#### AIM
Output all lines exactly, with nothing added or dropped.

▬▬▬▬▬▬▬▬▬▬

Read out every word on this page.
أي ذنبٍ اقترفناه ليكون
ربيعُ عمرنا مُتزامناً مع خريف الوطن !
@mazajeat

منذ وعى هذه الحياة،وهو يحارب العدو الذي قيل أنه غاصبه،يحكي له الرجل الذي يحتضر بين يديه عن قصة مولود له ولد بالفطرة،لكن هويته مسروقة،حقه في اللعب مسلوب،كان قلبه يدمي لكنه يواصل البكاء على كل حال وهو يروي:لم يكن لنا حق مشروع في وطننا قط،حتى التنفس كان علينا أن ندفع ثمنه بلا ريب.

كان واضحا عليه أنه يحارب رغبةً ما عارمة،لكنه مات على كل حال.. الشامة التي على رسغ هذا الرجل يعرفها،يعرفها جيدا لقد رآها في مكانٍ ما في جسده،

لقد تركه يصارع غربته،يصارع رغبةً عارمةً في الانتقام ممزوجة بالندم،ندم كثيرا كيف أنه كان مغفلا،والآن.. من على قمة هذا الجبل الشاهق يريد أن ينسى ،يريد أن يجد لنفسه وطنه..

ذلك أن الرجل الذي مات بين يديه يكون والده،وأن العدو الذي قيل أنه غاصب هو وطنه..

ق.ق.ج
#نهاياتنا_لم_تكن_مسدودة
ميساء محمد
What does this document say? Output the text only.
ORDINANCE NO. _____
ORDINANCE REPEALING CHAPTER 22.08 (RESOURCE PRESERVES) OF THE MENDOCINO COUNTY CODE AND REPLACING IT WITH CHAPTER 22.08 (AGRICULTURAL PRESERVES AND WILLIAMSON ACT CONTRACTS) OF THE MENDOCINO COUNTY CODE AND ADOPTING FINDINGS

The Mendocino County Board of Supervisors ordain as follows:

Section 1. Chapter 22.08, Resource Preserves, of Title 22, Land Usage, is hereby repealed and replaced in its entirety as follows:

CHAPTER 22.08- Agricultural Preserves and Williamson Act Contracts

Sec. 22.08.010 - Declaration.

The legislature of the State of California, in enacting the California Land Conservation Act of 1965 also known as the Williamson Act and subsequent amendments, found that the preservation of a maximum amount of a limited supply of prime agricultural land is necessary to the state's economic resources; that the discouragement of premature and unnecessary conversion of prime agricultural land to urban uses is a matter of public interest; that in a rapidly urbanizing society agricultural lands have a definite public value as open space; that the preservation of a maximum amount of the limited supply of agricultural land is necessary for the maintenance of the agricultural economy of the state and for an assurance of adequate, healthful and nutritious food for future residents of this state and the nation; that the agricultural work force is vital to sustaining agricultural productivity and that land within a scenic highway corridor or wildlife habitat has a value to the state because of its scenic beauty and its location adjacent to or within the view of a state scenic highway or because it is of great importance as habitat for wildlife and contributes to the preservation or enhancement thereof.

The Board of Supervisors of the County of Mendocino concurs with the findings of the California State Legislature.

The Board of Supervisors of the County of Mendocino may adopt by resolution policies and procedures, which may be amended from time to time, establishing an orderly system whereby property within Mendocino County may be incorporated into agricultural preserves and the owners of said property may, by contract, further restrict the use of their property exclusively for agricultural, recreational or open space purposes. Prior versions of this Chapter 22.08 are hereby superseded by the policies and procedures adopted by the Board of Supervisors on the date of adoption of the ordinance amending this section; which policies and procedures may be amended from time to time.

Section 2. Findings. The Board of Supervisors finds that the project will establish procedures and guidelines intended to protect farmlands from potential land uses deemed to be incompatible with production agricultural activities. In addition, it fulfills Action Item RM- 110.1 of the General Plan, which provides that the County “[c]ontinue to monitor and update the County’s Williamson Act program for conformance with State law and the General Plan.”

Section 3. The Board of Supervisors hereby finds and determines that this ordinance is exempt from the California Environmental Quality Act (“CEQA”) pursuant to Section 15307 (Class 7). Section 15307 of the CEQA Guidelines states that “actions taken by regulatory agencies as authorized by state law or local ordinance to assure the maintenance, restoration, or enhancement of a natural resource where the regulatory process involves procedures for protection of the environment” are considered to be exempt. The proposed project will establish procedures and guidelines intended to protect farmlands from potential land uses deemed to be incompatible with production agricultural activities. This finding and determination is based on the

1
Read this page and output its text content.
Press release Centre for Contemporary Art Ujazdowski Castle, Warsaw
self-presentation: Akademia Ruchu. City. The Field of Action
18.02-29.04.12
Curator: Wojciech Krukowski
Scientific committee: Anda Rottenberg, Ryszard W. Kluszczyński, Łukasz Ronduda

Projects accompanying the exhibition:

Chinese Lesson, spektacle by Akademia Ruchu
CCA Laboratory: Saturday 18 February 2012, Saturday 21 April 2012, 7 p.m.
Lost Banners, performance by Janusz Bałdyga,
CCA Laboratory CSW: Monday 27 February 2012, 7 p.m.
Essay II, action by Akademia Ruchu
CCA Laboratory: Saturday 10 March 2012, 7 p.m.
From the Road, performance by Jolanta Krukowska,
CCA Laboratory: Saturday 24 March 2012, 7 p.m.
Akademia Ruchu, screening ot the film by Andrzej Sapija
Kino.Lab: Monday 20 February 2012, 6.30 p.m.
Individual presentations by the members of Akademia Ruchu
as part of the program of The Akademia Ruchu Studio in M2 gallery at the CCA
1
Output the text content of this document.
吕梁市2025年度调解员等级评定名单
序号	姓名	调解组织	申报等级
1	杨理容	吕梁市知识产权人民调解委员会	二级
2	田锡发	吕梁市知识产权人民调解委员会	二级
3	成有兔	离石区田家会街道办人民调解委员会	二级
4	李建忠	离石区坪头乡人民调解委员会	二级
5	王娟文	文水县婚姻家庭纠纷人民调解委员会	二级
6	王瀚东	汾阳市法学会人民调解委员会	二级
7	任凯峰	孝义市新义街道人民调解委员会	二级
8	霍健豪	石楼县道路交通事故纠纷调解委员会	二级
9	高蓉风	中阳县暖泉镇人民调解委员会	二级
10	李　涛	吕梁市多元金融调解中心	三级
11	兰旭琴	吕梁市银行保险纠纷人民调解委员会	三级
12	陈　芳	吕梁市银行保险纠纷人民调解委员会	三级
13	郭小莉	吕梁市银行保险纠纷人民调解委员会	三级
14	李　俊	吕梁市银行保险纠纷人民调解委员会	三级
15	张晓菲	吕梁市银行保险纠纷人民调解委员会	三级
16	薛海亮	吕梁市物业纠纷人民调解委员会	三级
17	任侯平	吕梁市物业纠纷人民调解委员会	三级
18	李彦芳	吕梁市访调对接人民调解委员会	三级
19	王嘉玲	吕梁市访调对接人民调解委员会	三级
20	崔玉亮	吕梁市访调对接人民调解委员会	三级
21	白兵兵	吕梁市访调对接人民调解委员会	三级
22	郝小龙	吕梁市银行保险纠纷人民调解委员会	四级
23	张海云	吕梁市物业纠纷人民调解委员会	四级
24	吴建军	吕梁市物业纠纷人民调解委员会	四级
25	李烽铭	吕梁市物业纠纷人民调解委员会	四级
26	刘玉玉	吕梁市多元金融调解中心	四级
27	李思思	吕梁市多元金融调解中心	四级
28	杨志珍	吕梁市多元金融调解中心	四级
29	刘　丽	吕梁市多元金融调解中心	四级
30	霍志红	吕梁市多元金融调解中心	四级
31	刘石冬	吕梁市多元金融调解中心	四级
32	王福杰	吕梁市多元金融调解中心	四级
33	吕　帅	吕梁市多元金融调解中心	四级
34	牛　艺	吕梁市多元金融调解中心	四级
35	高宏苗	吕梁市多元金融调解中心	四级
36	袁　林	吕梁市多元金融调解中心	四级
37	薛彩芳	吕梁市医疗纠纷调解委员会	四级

▬▬▬▬▬▬▬▬▬▬

#### SOLUTION FOR THIS TASK
Read out every word on this page.
أي ذنبٍ اقترفناه ليكون
ربيعُ عمرنا مُتزامناً مع خريف الوطن !
@mazajeat

منذ وعى هذه الحياة،وهو يحارب العدو الذي قيل أنه غاصبه،يحكي له الرجل الذي يحتضر بين يديه عن قصة مولود له ولد بالفطرة،لكن هويته مسروقة،حقه في اللعب مسلوب،كان قلبه يدمي لكنه يواصل البكاء على كل حال وهو يروي:لم يكن لنا حق مشروع في وطننا قط،حتى التنفس كان علينا أن ندفع ثمنه بلا ريب.

كان واضحا عليه أنه يحارب رغبةً ما عارمة،لكنه مات على كل حال.. الشامة التي على رسغ هذا الرجل يعرفها،يعرفها جيدا لقد رآها في مكانٍ ما في جسده،

لقد تركه يصارع غربته،يصارع رغبةً عارمةً في الانتقام ممزوجة بالندم،ندم كثيرا كيف أنه كان مغفلا،والآن.. من على قمة هذا الجبل الشاهق يريد أن ينسى ،يريد أن يجد لنفسه وطنه..

ذلك أن الرجل الذي مات بين يديه يكون والده،وأن العدو الذي قيل أنه غاصب هو وطنه..

ق.ق.ج
#نهاياتنا_لم_تكن_مسدودة
ميساء محمد
What does this document say? Output the text only.
ORDINANCE NO. _____
ORDINANCE REPEALING CHAPTER 22.08 (RESOURCE PRESERVES) OF THE MENDOCINO COUNTY CODE AND REPLACING IT WITH CHAPTER 22.08 (AGRICULTURAL PRESERVES AND WILLIAMSON ACT CONTRACTS) OF THE MENDOCINO COUNTY CODE AND ADOPTING FINDINGS

The Mendocino County Board of Supervisors ordain as follows:

Section 1. Chapter 22.08, Resource Preserves, of Title 22, Land Usage, is hereby repealed and replaced in its entirety as follows:

CHAPTER 22.08- Agricultural Preserves and Williamson Act Contracts

Sec. 22.08.010 - Declaration.

The legislature of the State of California, in enacting the California Land Conservation Act of 1965 also known as the Williamson Act and subsequent amendments, found that the preservation of a maximum amount of a limited supply of prime agricultural land is necessary to the state's economic resources; that the discouragement of premature and unnecessary conversion of prime agricultural land to urban uses is a matter of public interest; that in a rapidly urbanizing society agricultural lands have a definite public value as open space; that the preservation of a maximum amount of the limited supply of agricultural land is necessary for the maintenance of the agricultural economy of the state and for an assurance of adequate, healthful and nutritious food for future residents of this state and the nation; that the agricultural work force is vital to sustaining agricultural productivity and that land within a scenic highway corridor or wildlife habitat has a value to the state because of its scenic beauty and its location adjacent to or within the view of a state scenic highway or because it is of great importance as habitat for wildlife and contributes to the preservation or enhancement thereof.

The Board of Supervisors of the County of Mendocino concurs with the findings of the California State Legislature.

The Board of Supervisors of the County of Mendocino may adopt by resolution policies and procedures, which may be amended from time to time, establishing an orderly system whereby property within Mendocino County may be incorporated into agricultural preserves and the owners of said property may, by contract, further restrict the use of their property exclusively for agricultural, recreational or open space purposes. Prior versions of this Chapter 22.08 are hereby superseded by the policies and procedures adopted by the Board of Supervisors on the date of adoption of the ordinance amending this section; which policies and procedures may be amended from time to time.

Section 2. Findings. The Board of Supervisors finds that the project will establish procedures and guidelines intended to protect farmlands from potential land uses deemed to be incompatible with production agricultural activities. In addition, it fulfills Action Item RM- 110.1 of the General Plan, which provides that the County “[c]ontinue to monitor and update the County’s Williamson Act program for conformance with State law and the General Plan.”

Section 3. The Board of Supervisors hereby finds and determines that this ordinance is exempt from the California Environmental Quality Act (“CEQA”) pursuant to Section 15307 (Class 7). Section 15307 of the CEQA Guidelines states that “actions taken by regulatory agencies as authorized by state law or local ordinance to assure the maintenance, restoration, or enhancement of a natural resource where the regulatory process involves procedures for protection of the environment” are considered to be exempt. The proposed project will establish procedures and guidelines intended to protect farmlands from potential land uses deemed to be incompatible with production agricultural activities. This finding and determination is based on the

1
Read this page and output its text content.
Press release Centre for Contemporary Art Ujazdowski Castle, Warsaw
self-presentation: Akademia Ruchu. City. The Field of Action
18.02-29.04.12
Curator: Wojciech Krukowski
Scientific committee: Anda Rottenberg, Ryszard W. Kluszczyński, Łukasz Ronduda

Projects accompanying the exhibition:

Chinese Lesson, spektacle by Akademia Ruchu
CCA Laboratory: Saturday 18 February 2012, Saturday 21 April 2012, 7 p.m.
Lost Banners, performance by Janusz Bałdyga,
CCA Laboratory CSW: Monday 27 February 2012, 7 p.m.
Essay II, action by Akademia Ruchu
CCA Laboratory: Saturday 10 March 2012, 7 p.m.
From the Road, performance by Jolanta Krukowska,
CCA Laboratory: Saturday 24 March 2012, 7 p.m.
Akademia Ruchu, screening ot the film by Andrzej Sapija
Kino.Lab: Monday 20 February 2012, 6.30 p.m.
Individual presentations by the members of Akademia Ruchu
as part of the program of The Akademia Ruchu Studio in M2 gallery at the CCA
1
Output the text content of this document.
吕梁市2025年度调解员等级评定名单
序号	姓名	调解组织	申报等级
1	杨理容	吕梁市知识产权人民调解委员会	二级
2	田锡发	吕梁市知识产权人民调解委员会	二级
3	成有兔	离石区田家会街道办人民调解委员会	二级
4	李建忠	离石区坪头乡人民调解委员会	二级
5	王娟文	文水县婚姻家庭纠纷人民调解委员会	二级
6	王瀚东	汾阳市法学会人民调解委员会	二级
7	任凯峰	孝义市新义街道人民调解委员会	二级
8	霍健豪	石楼县道路交通事故纠纷调解委员会	二级
9	高蓉风	中阳县暖泉镇人民调解委员会	二级
10	李　涛	吕梁市多元金融调解中心	三级
11	兰旭琴	吕梁市银行保险纠纷人民调解委员会	三级
12	陈　芳	吕梁市银行保险纠纷人民调解委员会	三级
13	郭小莉	吕梁市银行保险纠纷人民调解委员会	三级
14	李　俊	吕梁市银行保险纠纷人民调解委员会	三级
15	张晓菲	吕梁市银行保险纠纷人民调解委员会	三级
16	薛海亮	吕梁市物业纠纷人民调解委员会	三级
17	任侯平	吕梁市物业纠纷人民调解委员会	三级
18	李彦芳	吕梁市访调对接人民调解委员会	三级
19	王嘉玲	吕梁市访调对接人民调解委员会	三级
20	崔玉亮	吕梁市访调对接人民调解委员会	三级
21	白兵兵	吕梁市访调对接人民调解委员会	三级
22	郝小龙	吕梁市银行保险纠纷人民调解委员会	四级
23	张海云	吕梁市物业纠纷人民调解委员会	四级
24	吴建军	吕梁市物业纠纷人民调解委员会	四级
25	李烽铭	吕梁市物业纠纷人民调解委员会	四级
26	刘玉玉	吕梁市多元金融调解中心	四级
27	李思思	吕梁市多元金融调解中心	四级
28	杨志珍	吕梁市多元金融调解中心	四级
29	刘　丽	吕梁市多元金融调解中心	四级
30	霍志红	吕梁市多元金融调解中心	四级
31	刘石冬	吕梁市多元金融调解中心	四级
32	王福杰	吕梁市多元金融调解中心	四级
33	吕　帅	吕梁市多元金融调解中心	四级
34	牛　艺	吕梁市多元金融调解中心	四级
35	高宏苗	吕梁市多元金融调解中心	四级
36	袁　林	吕梁市多元金融调解中心	四级
37	薛彩芳	吕梁市医疗纠纷调解委员会	四级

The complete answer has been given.